##### Records for this exercise #####

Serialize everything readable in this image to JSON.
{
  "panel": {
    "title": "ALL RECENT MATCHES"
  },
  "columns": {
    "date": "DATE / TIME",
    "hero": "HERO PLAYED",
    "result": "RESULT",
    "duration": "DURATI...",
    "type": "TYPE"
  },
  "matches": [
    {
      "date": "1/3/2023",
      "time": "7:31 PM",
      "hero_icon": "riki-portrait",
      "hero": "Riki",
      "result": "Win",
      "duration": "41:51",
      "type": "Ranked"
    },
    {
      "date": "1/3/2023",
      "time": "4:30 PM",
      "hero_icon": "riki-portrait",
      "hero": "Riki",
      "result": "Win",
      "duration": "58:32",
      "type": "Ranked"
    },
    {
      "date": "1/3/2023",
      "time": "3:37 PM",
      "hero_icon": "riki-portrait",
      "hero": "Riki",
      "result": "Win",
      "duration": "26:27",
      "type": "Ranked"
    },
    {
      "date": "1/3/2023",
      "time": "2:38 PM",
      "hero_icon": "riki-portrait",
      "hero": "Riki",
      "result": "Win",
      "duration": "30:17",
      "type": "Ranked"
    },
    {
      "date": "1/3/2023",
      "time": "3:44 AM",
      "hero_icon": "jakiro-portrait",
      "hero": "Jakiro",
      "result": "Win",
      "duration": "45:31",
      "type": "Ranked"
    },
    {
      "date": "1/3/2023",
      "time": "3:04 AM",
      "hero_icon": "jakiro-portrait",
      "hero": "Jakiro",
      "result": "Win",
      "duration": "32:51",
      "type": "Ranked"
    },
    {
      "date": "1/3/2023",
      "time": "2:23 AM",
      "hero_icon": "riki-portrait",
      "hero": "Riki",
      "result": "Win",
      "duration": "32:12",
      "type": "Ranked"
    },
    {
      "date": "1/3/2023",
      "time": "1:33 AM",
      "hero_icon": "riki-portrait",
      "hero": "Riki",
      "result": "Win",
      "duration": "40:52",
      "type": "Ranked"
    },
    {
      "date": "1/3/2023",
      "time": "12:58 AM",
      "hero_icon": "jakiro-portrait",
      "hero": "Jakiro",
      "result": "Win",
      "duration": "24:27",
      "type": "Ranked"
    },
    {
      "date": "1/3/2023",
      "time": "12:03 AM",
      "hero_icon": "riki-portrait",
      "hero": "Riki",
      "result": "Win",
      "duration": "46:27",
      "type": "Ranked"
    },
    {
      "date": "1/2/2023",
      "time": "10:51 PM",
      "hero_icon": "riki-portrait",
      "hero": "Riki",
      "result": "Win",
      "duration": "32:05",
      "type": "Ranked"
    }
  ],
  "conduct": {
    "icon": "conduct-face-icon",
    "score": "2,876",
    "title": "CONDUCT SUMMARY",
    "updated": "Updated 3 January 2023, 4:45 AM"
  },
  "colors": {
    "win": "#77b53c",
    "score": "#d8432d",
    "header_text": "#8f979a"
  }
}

#####

=== Stated problem ===
Exactly reproduce every line of the data above.

=== Complete response ===
Serialize everything readable in this image to JSON.
{
  "panel": {
    "title": "ALL RECENT MATCHES"
  },
  "columns": {
    "date": "DATE / TIME",
    "hero": "HERO PLAYED",
    "result": "RESULT",
    "duration": "DURATI...",
    "type": "TYPE"
  },
  "matches": [
    {
      "date": "1/3/2023",
      "time": "7:31 PM",
      "hero_icon": "riki-portrait",
      "hero": "Riki",
      "result": "Win",
      "duration": "41:51",
      "type": "Ranked"
    },
    {
      "date": "1/3/2023",
      "time": "4:30 PM",
      "hero_icon": "riki-portrait",
      "hero": "Riki",
      "result": "Win",
      "duration": "58:32",
      "type": "Ranked"
    },
    {
      "date": "1/3/2023",
      "time": "3:37 PM",
      "hero_icon": "riki-portrait",
      "hero": "Riki",
      "result": "Win",
      "duration": "26:27",
      "type": "Ranked"
    },
    {
      "date": "1/3/2023",
      "time": "2:38 PM",
      "hero_icon": "riki-portrait",
      "hero": "Riki",
      "result": "Win",
      "duration": "30:17",
      "type": "Ranked"
    },
    {
      "date": "1/3/2023",
      "time": "3:44 AM",
      "hero_icon": "jakiro-portrait",
      "hero": "Jakiro",
      "result": "Win",
      "duration": "45:31",
      "type": "Ranked"
    },
    {
      "date": "1/3/2023",
      "time": "3:04 AM",
      "hero_icon": "jakiro-portrait",
      "hero": "Jakiro",
      "result": "Win",
      "duration": "32:51",
      "type": "Ranked"
    },
    {
      "date": "1/3/2023",
      "time": "2:23 AM",
      "hero_icon": "riki-portrait",
      "hero": "Riki",
      "result": "Win",
      "duration": "32:12",
      "type": "Ranked"
    },
    {
      "date": "1/3/2023",
      "time": "1:33 AM",
      "hero_icon": "riki-portrait",
      "hero": "Riki",
      "result": "Win",
      "duration": "40:52",
      "type": "Ranked"
    },
    {
      "date": "1/3/2023",
      "time": "12:58 AM",
      "hero_icon": "jakiro-portrait",
      "hero": "Jakiro",
      "result": "Win",
      "duration": "24:27",
      "type": "Ranked"
    },
    {
      "date": "1/3/2023",
      "time": "12:03 AM",
      "hero_icon": "riki-portrait",
      "hero": "Riki",
      "result": "Win",
      "duration": "46:27",
      "type": "Ranked"
    },
    {
      "date": "1/2/2023",
      "time": "10:51 PM",
      "hero_icon": "riki-portrait",
      "hero": "Riki",
      "result": "Win",
      "duration": "32:05",
      "type": "Ranked"
    }
  ],
  "conduct": {
    "icon": "conduct-face-icon",
    "score": "2,876",
    "title": "CONDUCT SUMMARY",
    "updated": "Updated 3 January 2023, 4:45 AM"
  },
  "colors": {
    "win": "#77b53c",
    "score": "#d8432d",
    "header_text": "#8f979a"
  }
}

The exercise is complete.